(Layout element records)
:::

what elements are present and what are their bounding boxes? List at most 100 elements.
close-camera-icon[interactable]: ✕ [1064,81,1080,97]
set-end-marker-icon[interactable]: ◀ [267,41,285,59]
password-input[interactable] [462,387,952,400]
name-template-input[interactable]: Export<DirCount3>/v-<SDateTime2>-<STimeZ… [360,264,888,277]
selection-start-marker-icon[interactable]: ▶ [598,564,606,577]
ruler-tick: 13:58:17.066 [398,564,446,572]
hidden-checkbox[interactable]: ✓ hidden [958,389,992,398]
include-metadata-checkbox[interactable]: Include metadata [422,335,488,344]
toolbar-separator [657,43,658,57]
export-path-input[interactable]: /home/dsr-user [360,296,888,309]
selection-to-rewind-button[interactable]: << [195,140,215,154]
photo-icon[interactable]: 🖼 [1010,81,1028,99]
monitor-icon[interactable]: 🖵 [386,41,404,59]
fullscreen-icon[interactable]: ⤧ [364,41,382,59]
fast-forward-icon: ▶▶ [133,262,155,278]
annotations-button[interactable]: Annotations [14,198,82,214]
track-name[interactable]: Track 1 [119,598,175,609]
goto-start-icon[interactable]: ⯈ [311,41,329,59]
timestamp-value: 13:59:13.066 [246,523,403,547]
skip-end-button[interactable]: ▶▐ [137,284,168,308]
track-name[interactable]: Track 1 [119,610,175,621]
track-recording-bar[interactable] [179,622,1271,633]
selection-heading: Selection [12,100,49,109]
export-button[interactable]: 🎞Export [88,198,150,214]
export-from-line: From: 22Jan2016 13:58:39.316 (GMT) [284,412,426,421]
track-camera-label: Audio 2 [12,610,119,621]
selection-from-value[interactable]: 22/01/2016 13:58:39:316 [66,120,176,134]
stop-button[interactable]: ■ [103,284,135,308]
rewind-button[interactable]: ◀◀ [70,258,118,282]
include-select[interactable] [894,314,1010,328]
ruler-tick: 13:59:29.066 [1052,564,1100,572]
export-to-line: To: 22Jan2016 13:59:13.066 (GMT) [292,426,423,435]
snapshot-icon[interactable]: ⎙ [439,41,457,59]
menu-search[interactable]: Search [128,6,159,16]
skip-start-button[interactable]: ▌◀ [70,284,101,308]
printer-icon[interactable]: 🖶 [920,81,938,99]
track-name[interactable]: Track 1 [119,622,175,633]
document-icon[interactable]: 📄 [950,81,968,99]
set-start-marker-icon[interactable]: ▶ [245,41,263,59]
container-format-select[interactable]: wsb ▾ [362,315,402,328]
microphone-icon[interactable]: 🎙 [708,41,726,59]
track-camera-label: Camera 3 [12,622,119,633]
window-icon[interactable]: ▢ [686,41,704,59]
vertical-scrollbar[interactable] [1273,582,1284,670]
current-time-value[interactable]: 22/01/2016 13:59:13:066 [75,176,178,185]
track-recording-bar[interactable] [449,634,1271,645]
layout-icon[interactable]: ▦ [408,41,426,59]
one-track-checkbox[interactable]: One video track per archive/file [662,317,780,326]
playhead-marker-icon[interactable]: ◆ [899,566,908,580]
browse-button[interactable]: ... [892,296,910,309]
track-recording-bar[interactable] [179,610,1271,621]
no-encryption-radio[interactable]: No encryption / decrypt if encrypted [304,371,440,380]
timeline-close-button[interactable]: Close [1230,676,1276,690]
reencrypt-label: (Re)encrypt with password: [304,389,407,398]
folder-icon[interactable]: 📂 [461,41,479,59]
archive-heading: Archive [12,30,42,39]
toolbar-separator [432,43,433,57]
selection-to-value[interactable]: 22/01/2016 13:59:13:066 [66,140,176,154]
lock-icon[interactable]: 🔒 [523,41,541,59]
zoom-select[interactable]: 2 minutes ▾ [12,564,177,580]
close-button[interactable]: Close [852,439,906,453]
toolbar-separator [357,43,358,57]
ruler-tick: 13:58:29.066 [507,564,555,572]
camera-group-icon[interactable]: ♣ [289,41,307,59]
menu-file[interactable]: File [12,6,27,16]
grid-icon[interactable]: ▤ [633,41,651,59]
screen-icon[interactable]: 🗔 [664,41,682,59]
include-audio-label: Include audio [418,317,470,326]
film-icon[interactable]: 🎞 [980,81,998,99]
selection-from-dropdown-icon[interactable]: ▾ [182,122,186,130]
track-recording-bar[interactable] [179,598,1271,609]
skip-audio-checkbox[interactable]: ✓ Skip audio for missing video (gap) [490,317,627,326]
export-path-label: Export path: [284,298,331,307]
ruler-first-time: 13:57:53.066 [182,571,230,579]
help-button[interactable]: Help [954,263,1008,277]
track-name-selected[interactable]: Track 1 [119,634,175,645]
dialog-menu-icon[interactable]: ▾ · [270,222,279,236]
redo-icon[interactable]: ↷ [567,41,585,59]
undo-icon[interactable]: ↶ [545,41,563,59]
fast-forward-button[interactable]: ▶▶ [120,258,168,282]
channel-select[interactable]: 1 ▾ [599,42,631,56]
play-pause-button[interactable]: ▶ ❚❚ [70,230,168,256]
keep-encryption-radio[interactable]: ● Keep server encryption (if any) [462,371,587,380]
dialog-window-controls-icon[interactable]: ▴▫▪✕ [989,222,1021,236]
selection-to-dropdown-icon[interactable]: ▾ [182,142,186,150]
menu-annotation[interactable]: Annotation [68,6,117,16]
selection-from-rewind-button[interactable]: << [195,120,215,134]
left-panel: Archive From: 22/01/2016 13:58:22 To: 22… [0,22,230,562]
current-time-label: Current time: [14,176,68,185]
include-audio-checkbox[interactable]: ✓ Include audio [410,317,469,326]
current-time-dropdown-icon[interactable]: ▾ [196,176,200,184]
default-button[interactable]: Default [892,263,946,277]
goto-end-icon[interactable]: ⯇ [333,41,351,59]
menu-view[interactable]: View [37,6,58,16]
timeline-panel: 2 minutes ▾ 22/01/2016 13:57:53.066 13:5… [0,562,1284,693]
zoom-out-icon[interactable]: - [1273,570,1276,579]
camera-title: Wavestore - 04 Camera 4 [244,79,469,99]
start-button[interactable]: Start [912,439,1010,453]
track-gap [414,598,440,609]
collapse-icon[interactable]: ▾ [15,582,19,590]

:::

» **Stated exercise**: Please rewrite the records above, switching every "Track 1" to "Lane 1" and leaving everything else unchanged.

» **Answer in full**:
what elements are present and what are their bounding boxes? List at most 100 elements.
close-camera-icon[interactable]: ✕ [1064,81,1080,97]
set-end-marker-icon[interactable]: ◀ [267,41,285,59]
password-input[interactable] [462,387,952,400]
name-template-input[interactable]: Export<DirCount3>/v-<SDateTime2>-<STimeZ… [360,264,888,277]
selection-start-marker-icon[interactable]: ▶ [598,564,606,577]
ruler-tick: 13:58:17.066 [398,564,446,572]
hidden-checkbox[interactable]: ✓ hidden [958,389,992,398]
include-metadata-checkbox[interactable]: Include metadata [422,335,488,344]
toolbar-separator [657,43,658,57]
export-path-input[interactable]: /home/dsr-user [360,296,888,309]
selection-to-rewind-button[interactable]: << [195,140,215,154]
photo-icon[interactable]: 🖼 [1010,81,1028,99]
monitor-icon[interactable]: 🖵 [386,41,404,59]
fullscreen-icon[interactable]: ⤧ [364,41,382,59]
fast-forward-icon: ▶▶ [133,262,155,278]
annotations-button[interactable]: Annotations [14,198,82,214]
track-name[interactable]: Lane 1 [119,598,175,609]
goto-start-icon[interactable]: ⯈ [311,41,329,59]
timestamp-value: 13:59:13.066 [246,523,403,547]
skip-end-button[interactable]: ▶▐ [137,284,168,308]
track-name[interactable]: Lane 1 [119,610,175,621]
track-recording-bar[interactable] [179,622,1271,633]
selection-heading: Selection [12,100,49,109]
export-button[interactable]: 🎞Export [88,198,150,214]
export-from-line: From: 22Jan2016 13:58:39.316 (GMT) [284,412,426,421]
track-camera-label: Audio 2 [12,610,119,621]
selection-from-value[interactable]: 22/01/2016 13:58:39:316 [66,120,176,134]
stop-button[interactable]: ■ [103,284,135,308]
rewind-button[interactable]: ◀◀ [70,258,118,282]
include-select[interactable] [894,314,1010,328]
ruler-tick: 13:59:29.066 [1052,564,1100,572]
export-to-line: To: 22Jan2016 13:59:13.066 (GMT) [292,426,423,435]
snapshot-icon[interactable]: ⎙ [439,41,457,59]
menu-search[interactable]: Search [128,6,159,16]
skip-start-button[interactable]: ▌◀ [70,284,101,308]
printer-icon[interactable]: 🖶 [920,81,938,99]
track-name[interactable]: Lane 1 [119,622,175,633]
document-icon[interactable]: 📄 [950,81,968,99]
set-start-marker-icon[interactable]: ▶ [245,41,263,59]
container-format-select[interactable]: wsb ▾ [362,315,402,328]
microphone-icon[interactable]: 🎙 [708,41,726,59]
track-camera-label: Camera 3 [12,622,119,633]
window-icon[interactable]: ▢ [686,41,704,59]
vertical-scrollbar[interactable] [1273,582,1284,670]
current-time-value[interactable]: 22/01/2016 13:59:13:066 [75,176,178,185]
track-recording-bar[interactable] [449,634,1271,645]
layout-icon[interactable]: ▦ [408,41,426,59]
one-track-checkbox[interactable]: One video track per archive/file [662,317,780,326]
playhead-marker-icon[interactable]: ◆ [899,566,908,580]
browse-button[interactable]: ... [892,296,910,309]
track-recording-bar[interactable] [179,610,1271,621]
no-encryption-radio[interactable]: No encryption / decrypt if encrypted [304,371,440,380]
timeline-close-button[interactable]: Close [1230,676,1276,690]
reencrypt-label: (Re)encrypt with password: [304,389,407,398]
folder-icon[interactable]: 📂 [461,41,479,59]
archive-heading: Archive [12,30,42,39]
toolbar-separator [432,43,433,57]
selection-to-value[interactable]: 22/01/2016 13:59:13:066 [66,140,176,154]
lock-icon[interactable]: 🔒 [523,41,541,59]
zoom-select[interactable]: 2 minutes ▾ [12,564,177,580]
close-button[interactable]: Close [852,439,906,453]
toolbar-separator [357,43,358,57]
ruler-tick: 13:58:29.066 [507,564,555,572]
camera-group-icon[interactable]: ♣ [289,41,307,59]
menu-file[interactable]: File [12,6,27,16]
grid-icon[interactable]: ▤ [633,41,651,59]
screen-icon[interactable]: 🗔 [664,41,682,59]
include-audio-label: Include audio [418,317,470,326]
film-icon[interactable]: 🎞 [980,81,998,99]
selection-from-dropdown-icon[interactable]: ▾ [182,122,186,130]
track-recording-bar[interactable] [179,598,1271,609]
skip-audio-checkbox[interactable]: ✓ Skip audio for missing video (gap) [490,317,627,326]
export-path-label: Export path: [284,298,331,307]
ruler-first-time: 13:57:53.066 [182,571,230,579]
help-button[interactable]: Help [954,263,1008,277]
track-name-selected[interactable]: Lane 1 [119,634,175,645]
dialog-menu-icon[interactable]: ▾ · [270,222,279,236]
redo-icon[interactable]: ↷ [567,41,585,59]
undo-icon[interactable]: ↶ [545,41,563,59]
fast-forward-button[interactable]: ▶▶ [120,258,168,282]
channel-select[interactable]: 1 ▾ [599,42,631,56]
play-pause-button[interactable]: ▶ ❚❚ [70,230,168,256]
keep-encryption-radio[interactable]: ● Keep server encryption (if any) [462,371,587,380]
dialog-window-controls-icon[interactable]: ▴▫▪✕ [989,222,1021,236]
selection-to-dropdown-icon[interactable]: ▾ [182,142,186,150]
menu-annotation[interactable]: Annotation [68,6,117,16]
selection-from-rewind-button[interactable]: << [195,120,215,134]
left-panel: Archive From: 22/01/2016 13:58:22 To: 22… [0,22,230,562]
current-time-label: Current time: [14,176,68,185]
include-audio-checkbox[interactable]: ✓ Include audio [410,317,469,326]
current-time-dropdown-icon[interactable]: ▾ [196,176,200,184]
default-button[interactable]: Default [892,263,946,277]
goto-end-icon[interactable]: ⯇ [333,41,351,59]
menu-view[interactable]: View [37,6,58,16]
timeline-panel: 2 minutes ▾ 22/01/2016 13:57:53.066 13:5… [0,562,1284,693]
zoom-out-icon[interactable]: - [1273,570,1276,579]
camera-title: Wavestore - 04 Camera 4 [244,79,469,99]
start-button[interactable]: Start [912,439,1010,453]
track-gap [414,598,440,609]
collapse-icon[interactable]: ▾ [15,582,19,590]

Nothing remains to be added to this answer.